[Dataset rows]
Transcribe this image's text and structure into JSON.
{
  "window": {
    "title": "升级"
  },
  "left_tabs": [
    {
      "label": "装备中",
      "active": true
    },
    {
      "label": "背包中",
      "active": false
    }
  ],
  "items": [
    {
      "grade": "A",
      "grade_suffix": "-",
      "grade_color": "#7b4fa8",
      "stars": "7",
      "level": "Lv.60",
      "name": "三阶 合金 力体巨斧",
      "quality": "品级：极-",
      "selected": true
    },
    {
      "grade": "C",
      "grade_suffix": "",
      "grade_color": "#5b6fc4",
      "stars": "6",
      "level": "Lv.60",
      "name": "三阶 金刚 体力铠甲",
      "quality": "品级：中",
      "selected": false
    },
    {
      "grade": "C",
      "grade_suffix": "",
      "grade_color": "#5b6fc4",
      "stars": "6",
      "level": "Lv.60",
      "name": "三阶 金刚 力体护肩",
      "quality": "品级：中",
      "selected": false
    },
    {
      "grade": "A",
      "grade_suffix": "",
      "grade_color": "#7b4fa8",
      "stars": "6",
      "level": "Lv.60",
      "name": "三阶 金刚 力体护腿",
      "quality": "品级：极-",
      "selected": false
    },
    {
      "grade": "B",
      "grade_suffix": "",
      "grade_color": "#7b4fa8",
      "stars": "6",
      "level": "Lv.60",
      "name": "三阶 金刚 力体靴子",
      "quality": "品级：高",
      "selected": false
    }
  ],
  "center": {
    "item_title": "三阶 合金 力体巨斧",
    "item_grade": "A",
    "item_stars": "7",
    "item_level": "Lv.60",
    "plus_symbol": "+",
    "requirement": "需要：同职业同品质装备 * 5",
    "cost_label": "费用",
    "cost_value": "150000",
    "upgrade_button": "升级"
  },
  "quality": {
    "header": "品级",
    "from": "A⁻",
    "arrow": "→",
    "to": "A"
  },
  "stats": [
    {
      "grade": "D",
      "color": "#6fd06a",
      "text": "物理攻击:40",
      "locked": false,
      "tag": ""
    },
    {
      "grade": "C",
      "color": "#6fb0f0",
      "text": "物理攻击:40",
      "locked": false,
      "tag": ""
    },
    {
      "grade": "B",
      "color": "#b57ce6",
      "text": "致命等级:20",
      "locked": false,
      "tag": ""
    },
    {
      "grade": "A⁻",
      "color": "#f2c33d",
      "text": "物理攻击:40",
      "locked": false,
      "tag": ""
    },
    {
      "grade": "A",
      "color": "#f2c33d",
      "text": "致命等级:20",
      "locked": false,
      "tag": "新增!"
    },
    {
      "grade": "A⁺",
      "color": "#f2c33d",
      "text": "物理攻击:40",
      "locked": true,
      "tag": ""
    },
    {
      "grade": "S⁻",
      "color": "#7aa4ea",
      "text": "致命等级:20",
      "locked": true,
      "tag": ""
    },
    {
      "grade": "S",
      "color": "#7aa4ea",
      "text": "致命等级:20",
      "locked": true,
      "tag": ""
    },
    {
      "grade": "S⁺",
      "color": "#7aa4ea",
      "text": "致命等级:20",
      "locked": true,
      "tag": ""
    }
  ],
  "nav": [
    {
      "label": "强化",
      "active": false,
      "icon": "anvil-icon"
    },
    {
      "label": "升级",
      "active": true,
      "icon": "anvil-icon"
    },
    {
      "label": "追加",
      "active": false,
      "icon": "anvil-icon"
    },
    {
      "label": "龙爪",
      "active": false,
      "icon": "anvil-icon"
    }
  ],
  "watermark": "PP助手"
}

◆ Stated problem: Every line in the data that holds "name" should be copied out.

◆ Output for this exercise:
      "name": "三阶 合金 力体巨斧",
      "name": "三阶 金刚 体力铠甲",
      "name": "三阶 金刚 力体护肩",
      "name": "三阶 金刚 力体护腿",
      "name": "三阶 金刚 力体靴子",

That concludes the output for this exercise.